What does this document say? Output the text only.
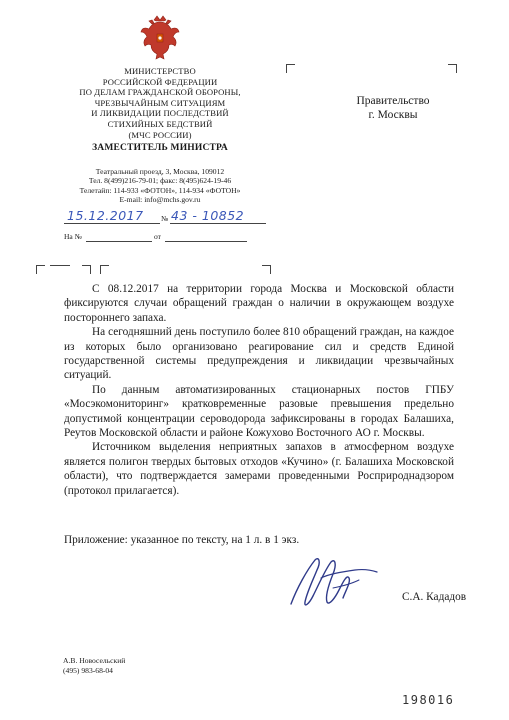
МИНИСТЕРСТВО
РОССИЙСКОЙ ФЕДЕРАЦИИ
ПО ДЕЛАМ ГРАЖДАНСКОЙ ОБОРОНЫ,
ЧРЕЗВЫЧАЙНЫМ СИТУАЦИЯМ
И ЛИКВИДАЦИИ ПОСЛЕДСТВИЙ
СТИХИЙНЫХ БЕДСТВИЙ
(МЧС РОССИИ)
ЗАМЕСТИТЕЛЬ МИНИСТРА
Театральный проезд, 3, Москва, 109012
Тел. 8(499)216-79-01; факс: 8(495)624-19-46
Телетайп: 114-933 «ФОТОН», 114-934 «ФОТОН»
E-mail: info@mchs.gov.ru
№
15.12.2017 43 - 10852
На №	от
Правительство
г. Москвы

С 08.12.2017 на территории города Москва и Московской области фиксируются случаи обращений граждан о наличии в окружающем воздухе постороннего запаха.

На сегодняшний день поступило более 810 обращений граждан, на каждое из которых было организовано реагирование сил и средств Единой государственной системы предупреждения и ликвидации чрезвычайных ситуаций.

По данным автоматизированных стационарных постов ГПБУ «Мосэкомониторинг» кратковременные разовые превышения предельно допустимой концентрации сероводорода зафиксированы в городах Балашиха, Реутов Московской области и районе Кожухово Восточного АО г. Москвы.

Источником выделения неприятных запахов в атмосферном воздухе является полигон твердых бытовых отходов «Кучино» (г. Балашиха Московской области), что подтверждается замерами проведенными Росприроднадзором (протокол прилагается).

Приложение: указанное по тексту, на 1 л. в 1 экз.
С.А. Кададов
А.В. Новосельский
(495) 983-68-04
198016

Objective: Look for "воздухе" and pull out every line that has it.

Written response:
С 08.12.2017 на территории города Москва и Московской области фиксируются случаи обращений граждан о наличии в окружающем воздухе постороннего запаха.
Источником выделения неприятных запахов в атмосферном воздухе является полигон твердых бытовых отходов «Кучино» (г. Балашиха Московской области), что подтверждается замерами проведенными Росприроднадзором (протокол прилагается).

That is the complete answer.